**Exercise task**
Send each entry back exactly as given, pictures excluded.

━━ Entries shown

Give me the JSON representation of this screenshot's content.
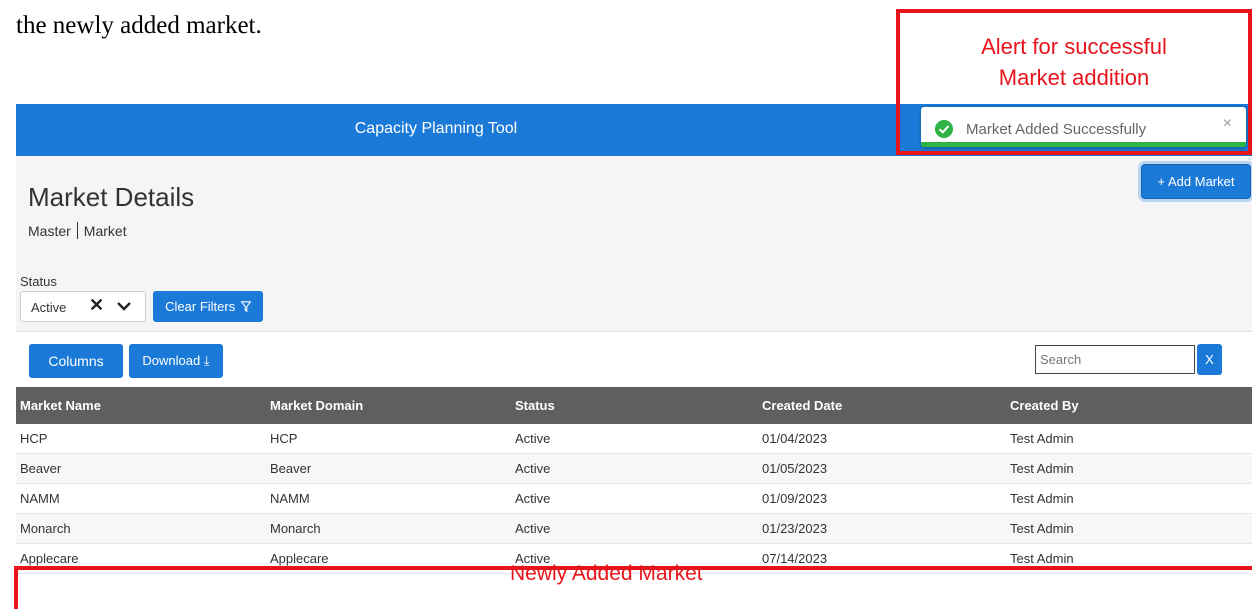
{
  "doc": {
    "caption_text": "the newly added market."
  },
  "header": {
    "title": "Capacity Planning Tool"
  },
  "page": {
    "title": "Market Details",
    "breadcrumb": {
      "parent": "Master",
      "current": "Market"
    },
    "add_button": "+ Add Market"
  },
  "filters": {
    "status_label": "Status",
    "status_value": "Active",
    "clear_filters_label": "Clear Filters",
    "clear_filters_icon": "filter-icon"
  },
  "toolbar": {
    "columns_label": "Columns",
    "download_label": "Download ⤓",
    "search_placeholder": "Search",
    "search_clear_label": "X"
  },
  "table": {
    "columns": [
      "Market Name",
      "Market Domain",
      "Status",
      "Created Date",
      "Created By"
    ],
    "rows": [
      [
        "HCP",
        "HCP",
        "Active",
        "01/04/2023",
        "Test Admin"
      ],
      [
        "Beaver",
        "Beaver",
        "Active",
        "01/05/2023",
        "Test Admin"
      ],
      [
        "NAMM",
        "NAMM",
        "Active",
        "01/09/2023",
        "Test Admin"
      ],
      [
        "Monarch",
        "Monarch",
        "Active",
        "01/23/2023",
        "Test Admin"
      ],
      [
        "Applecare",
        "Applecare",
        "Active",
        "07/14/2023",
        "Test Admin"
      ]
    ]
  },
  "toast": {
    "message": "Market Added Successfully",
    "close_label": "×",
    "icon": "check-circle-icon",
    "progress": 1.0
  },
  "annotations": {
    "alert_label_line1": "Alert for successful",
    "alert_label_line2": "Market addition",
    "new_row_label": "Newly Added Market"
  },
  "colors": {
    "brand_blue": "#1b7ad7",
    "table_header": "#5f5f5f",
    "annotation_red": "#e8141c",
    "success_green": "#2fb344"
  }
}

━━━━

**Exercise response**
Give me the JSON representation of this screenshot's content.
{
  "doc": {
    "caption_text": "the newly added market."
  },
  "header": {
    "title": "Capacity Planning Tool"
  },
  "page": {
    "title": "Market Details",
    "breadcrumb": {
      "parent": "Master",
      "current": "Market"
    },
    "add_button": "+ Add Market"
  },
  "filters": {
    "status_label": "Status",
    "status_value": "Active",
    "clear_filters_label": "Clear Filters",
    "clear_filters_icon": "filter-icon"
  },
  "toolbar": {
    "columns_label": "Columns",
    "download_label": "Download ⤓",
    "search_placeholder": "Search",
    "search_clear_label": "X"
  },
  "table": {
    "columns": [
      "Market Name",
      "Market Domain",
      "Status",
      "Created Date",
      "Created By"
    ],
    "rows": [
      [
        "HCP",
        "HCP",
        "Active",
        "01/04/2023",
        "Test Admin"
      ],
      [
        "Beaver",
        "Beaver",
        "Active",
        "01/05/2023",
        "Test Admin"
      ],
      [
        "NAMM",
        "NAMM",
        "Active",
        "01/09/2023",
        "Test Admin"
      ],
      [
        "Monarch",
        "Monarch",
        "Active",
        "01/23/2023",
        "Test Admin"
      ],
      [
        "Applecare",
        "Applecare",
        "Active",
        "07/14/2023",
        "Test Admin"
      ]
    ]
  },
  "toast": {
    "message": "Market Added Successfully",
    "close_label": "×",
    "icon": "check-circle-icon",
    "progress": 1.0
  },
  "annotations": {
    "alert_label_line1": "Alert for successful",
    "alert_label_line2": "Market addition",
    "new_row_label": "Newly Added Market"
  },
  "colors": {
    "brand_blue": "#1b7ad7",
    "table_header": "#5f5f5f",
    "annotation_red": "#e8141c",
    "success_green": "#2fb344"
  }
}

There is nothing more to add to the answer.